* **PROBLEM TO SOLVE**
Where a line below holds the string "Online", copy that line.
--- Start ---
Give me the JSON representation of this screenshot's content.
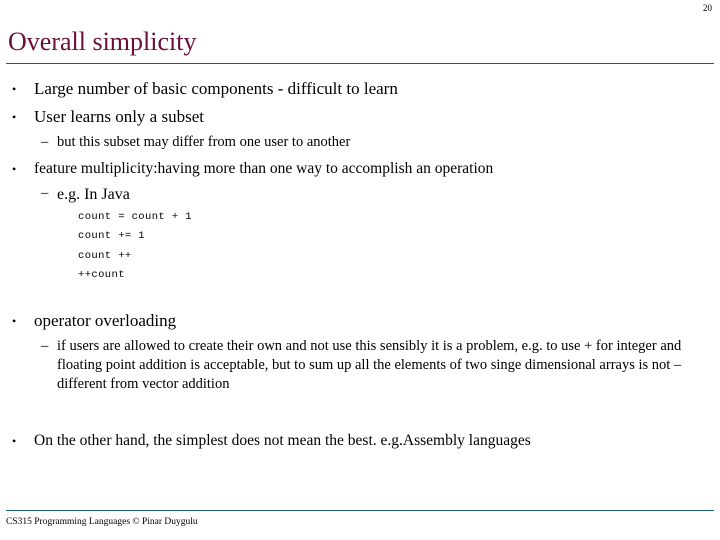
{
  "slide": {
    "page_number": "20",
    "title": "Overall simplicity",
    "title_color": "#6B0F3A",
    "rule_color": "#11635F",
    "footer_rule_color": "#1A6173",
    "background_color": "#ffffff",
    "footer": "CS315 Programming Languages © Pinar Duygulu"
  },
  "bullets": {
    "b1": {
      "marker": "•",
      "text": "Large number of basic components - difficult to learn"
    },
    "b2": {
      "marker": "•",
      "text": "User learns only a subset"
    },
    "b2_sub1": {
      "marker": "–",
      "text": "but this subset may differ from one user to another"
    },
    "b3": {
      "marker": "•",
      "text": "feature multiplicity:having more than one way to accomplish an operation"
    },
    "b3_sub1": {
      "marker": "–",
      "text": "e.g. In Java"
    },
    "b4": {
      "marker": "•",
      "text": "operator overloading"
    },
    "b4_sub1": {
      "marker": "–",
      "text": "if users are allowed to create their own and not use this sensibly it is a problem, e.g. to use + for integer and floating point addition is acceptable, but to sum up all the elements of two singe dimensional arrays is not – different from vector addition"
    },
    "b5": {
      "marker": "•",
      "text": "On the other hand, the simplest does not mean the best. e.g.Assembly languages"
    }
  },
  "code": {
    "line1": "count = count + 1",
    "line2": "count += 1",
    "line3": "count ++",
    "line4": "++count"
  }
}
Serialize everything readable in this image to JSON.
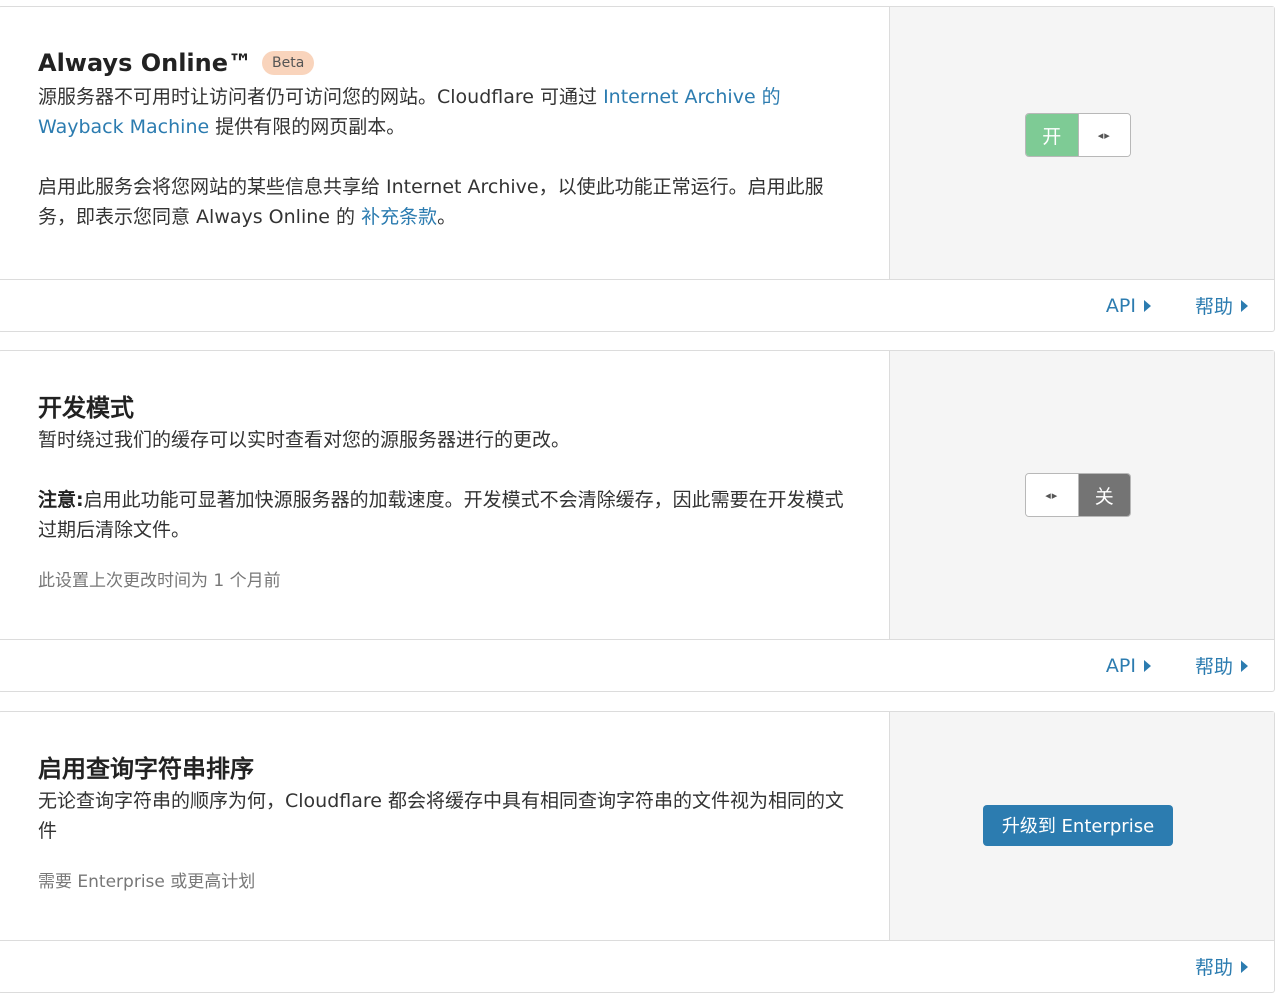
{
  "cards": [
    {
      "title": "Always Online™",
      "badge": "Beta",
      "desc_p1_text": "源服务器不可用时让访问者仍可访问您的网站。Cloudflare 可通过 ",
      "desc_p1_link": "Internet Archive 的 Wayback Machine",
      "desc_p1_after": " 提供有限的网页副本。",
      "desc_p2_text": "启用此服务会将您网站的某些信息共享给 Internet Archive，以使此功能正常运行。启用此服务，即表示您同意 Always Online 的 ",
      "desc_p2_link": "补充条款",
      "desc_p2_after": "。",
      "toggle_on_label": "开",
      "toggle_knob": "◂▸",
      "footer_api": "API",
      "footer_help": "帮助"
    },
    {
      "title": "开发模式",
      "desc_p1": "暂时绕过我们的缓存可以实时查看对您的源服务器进行的更改。",
      "note_label": "注意:",
      "note_text": "启用此功能可显著加快源服务器的加载速度。开发模式不会清除缓存，因此需要在开发模式过期后清除文件。",
      "last_changed": "此设置上次更改时间为 1 个月前",
      "toggle_off_label": "关",
      "toggle_knob": "◂▸",
      "footer_api": "API",
      "footer_help": "帮助"
    },
    {
      "title": "启用查询字符串排序",
      "desc_p1": "无论查询字符串的顺序为何，Cloudflare 都会将缓存中具有相同查询字符串的文件视为相同的文件",
      "requirement": "需要 Enterprise 或更高计划",
      "upgrade_button": "升级到 Enterprise",
      "footer_help": "帮助"
    }
  ]
}
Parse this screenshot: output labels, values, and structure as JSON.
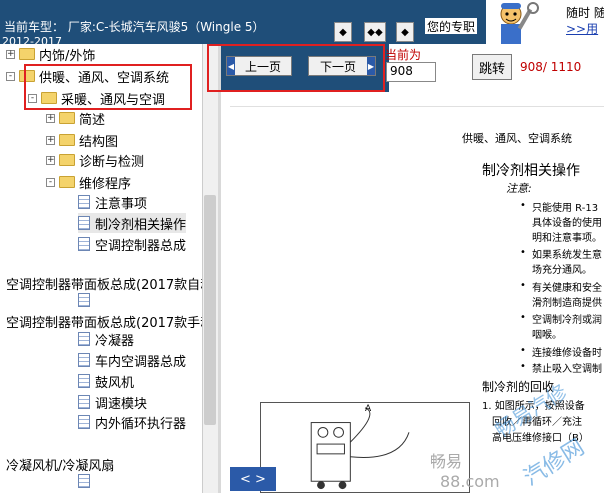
{
  "header": {
    "vehicle_label": "当前车型：  厂家:C-长城汽车风骏5（Wingle 5）",
    "vehicle_year": "2012-2017",
    "pro_text": "您的专职",
    "nav_buttons": [
      "◆",
      "◆◆",
      "◆"
    ],
    "ad": {
      "line1": "随时 随",
      "link": ">>用",
      "mascot_icon": "mechanic-mascot-icon"
    }
  },
  "tree": {
    "items": [
      {
        "label": "内饰/外饰",
        "type": "folder",
        "expander": "+",
        "indent": 0
      },
      {
        "label": "供暖、通风、空调系统",
        "type": "folder",
        "expander": "-",
        "indent": 0
      },
      {
        "label": "采暖、通风与空调",
        "type": "folder",
        "expander": "-",
        "indent": 1
      },
      {
        "label": "简述",
        "type": "folder",
        "expander": "+",
        "indent": 2
      },
      {
        "label": "结构图",
        "type": "folder",
        "expander": "+",
        "indent": 2
      },
      {
        "label": "诊断与检测",
        "type": "folder",
        "expander": "+",
        "indent": 2
      },
      {
        "label": "维修程序",
        "type": "folder",
        "expander": "-",
        "indent": 2
      },
      {
        "label": "注意事项",
        "type": "doc",
        "indent": 3
      },
      {
        "label": "制冷剂相关操作",
        "type": "doc",
        "indent": 3,
        "selected": true
      },
      {
        "label": "空调控制器总成",
        "type": "doc",
        "indent": 3
      },
      {
        "label": "空调控制器带面板总成(2017款自动",
        "type": "text",
        "indent": 0
      },
      {
        "label": "",
        "type": "doc",
        "indent": 3
      },
      {
        "label": "空调控制器带面板总成(2017款手动",
        "type": "text",
        "indent": 0
      },
      {
        "label": "冷凝器",
        "type": "doc",
        "indent": 3
      },
      {
        "label": "车内空调器总成",
        "type": "doc",
        "indent": 3
      },
      {
        "label": "鼓风机",
        "type": "doc",
        "indent": 3
      },
      {
        "label": "调速模块",
        "type": "doc",
        "indent": 3
      },
      {
        "label": "内外循环执行器",
        "type": "doc",
        "indent": 3
      },
      {
        "label": "冷凝风机/冷凝风扇",
        "type": "text",
        "indent": 0
      },
      {
        "label": "",
        "type": "doc",
        "indent": 3
      }
    ]
  },
  "pager": {
    "prev_label": "上一页",
    "next_label": "下一页",
    "current_label": "当前为",
    "current_value": "908",
    "jump_label": "跳转",
    "page_count": "908/ 1110",
    "corner_button": "< >"
  },
  "document": {
    "section": "供暖、通风、空调系统",
    "title": "制冷剂相关操作",
    "notice": "注意:",
    "lines": [
      "只能使用 R-13",
      "具体设备的使用",
      "明和注意事项。",
      "如果系统发生意",
      "场充分通风。",
      "有关健康和安全",
      "滑剂制造商提供",
      "空调制冷剂或润",
      "咽喉。",
      "连接维修设备时",
      "禁止吸入空调制"
    ],
    "subheading": "制冷剂的回收",
    "steps": [
      "1. 如图所示，按照设备",
      "回收／再循环／充注",
      "高电压维修接口（B）"
    ],
    "figure_label": "A",
    "watermarks": [
      "畅易汽修",
      "畅易",
      "88.com",
      "汽修网"
    ]
  }
}
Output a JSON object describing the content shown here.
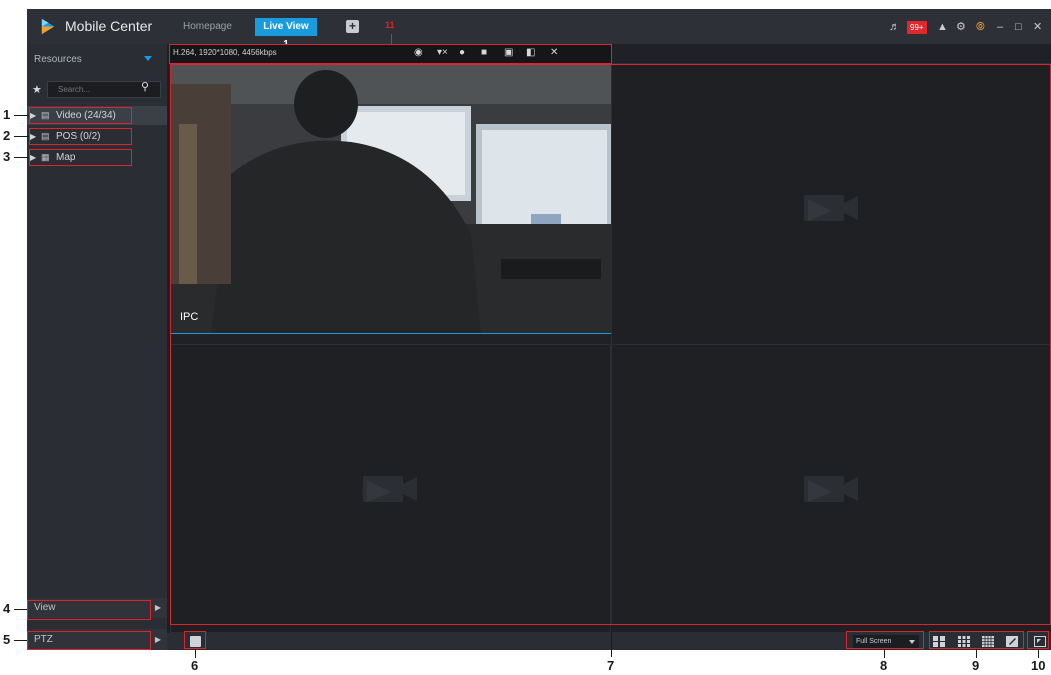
{
  "app": {
    "title": "Mobile Center"
  },
  "tabs": {
    "home": "Homepage",
    "live": "Live View 1"
  },
  "title_bar": {
    "badge": "99+",
    "minimize": "–",
    "restore": "□",
    "close": "✕"
  },
  "sidebar": {
    "header": "Resources",
    "search_placeholder": "Search...",
    "items": [
      {
        "label": "Video (24/34)"
      },
      {
        "label": "POS (0/2)"
      },
      {
        "label": "Map"
      }
    ],
    "view_label": "View",
    "ptz_label": "PTZ"
  },
  "video": {
    "stream_info": "H.264, 1920*1080, 4456kbps",
    "overlay_label": "IPC"
  },
  "bottom": {
    "display_mode": "Full Screen"
  },
  "annotations": {
    "n1": "1",
    "n2": "2",
    "n3": "3",
    "n4": "4",
    "n5": "5",
    "n6": "6",
    "n7": "7",
    "n8": "8",
    "n9": "9",
    "n10": "10",
    "n11": "11"
  },
  "colors": {
    "accent": "#1a9bde",
    "annotation": "#d9252b",
    "badge": "#e0272b"
  }
}
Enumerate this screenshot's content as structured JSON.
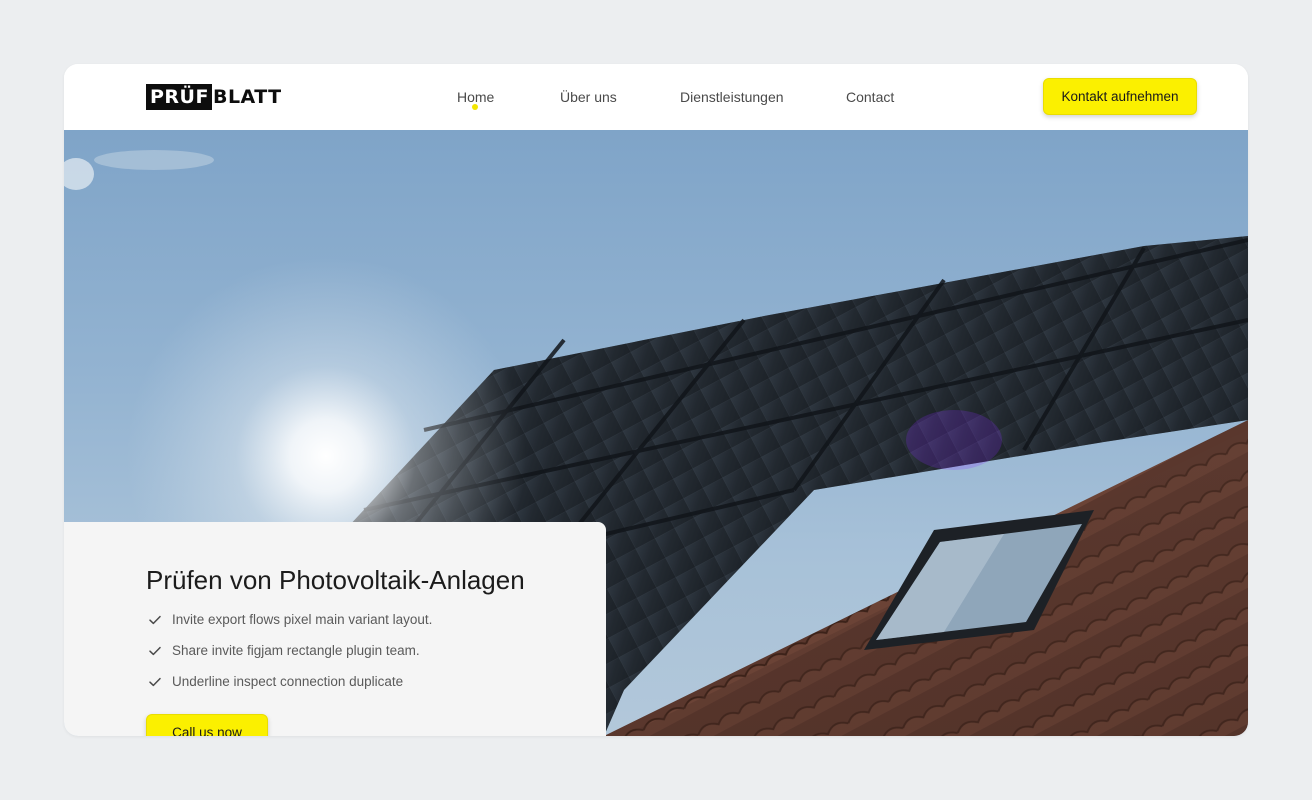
{
  "brand": {
    "logo_part1": "PRÜF",
    "logo_part2": "BLATT"
  },
  "nav": {
    "items": [
      {
        "label": "Home",
        "active": true
      },
      {
        "label": "Über uns",
        "active": false
      },
      {
        "label": "Dienstleistungen",
        "active": false
      },
      {
        "label": "Contact",
        "active": false
      }
    ],
    "cta_label": "Kontakt aufnehmen"
  },
  "hero": {
    "image_subject": "solar panels on a tiled roof with sun flare",
    "title": "Prüfen von Photovoltaik-Anlagen",
    "features": [
      "Invite export flows pixel main variant layout.",
      "Share invite figjam rectangle plugin team.",
      "Underline inspect connection duplicate"
    ],
    "button_label": "Call us now"
  },
  "colors": {
    "accent": "#fbf000",
    "page_background": "#eceef0",
    "text_dark": "#1c1c1c",
    "text_muted": "#5a5a5a"
  }
}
--- End ---
* **SOLUTION TO THIS EXERCISE**
      "title": "Always Online™",
      "desc_p2_text": "启用此服务会将您网站的某些信息共享给 Internet Archive，以使此功能正常运行。启用此服务，即表示您同意 Always Online 的 ",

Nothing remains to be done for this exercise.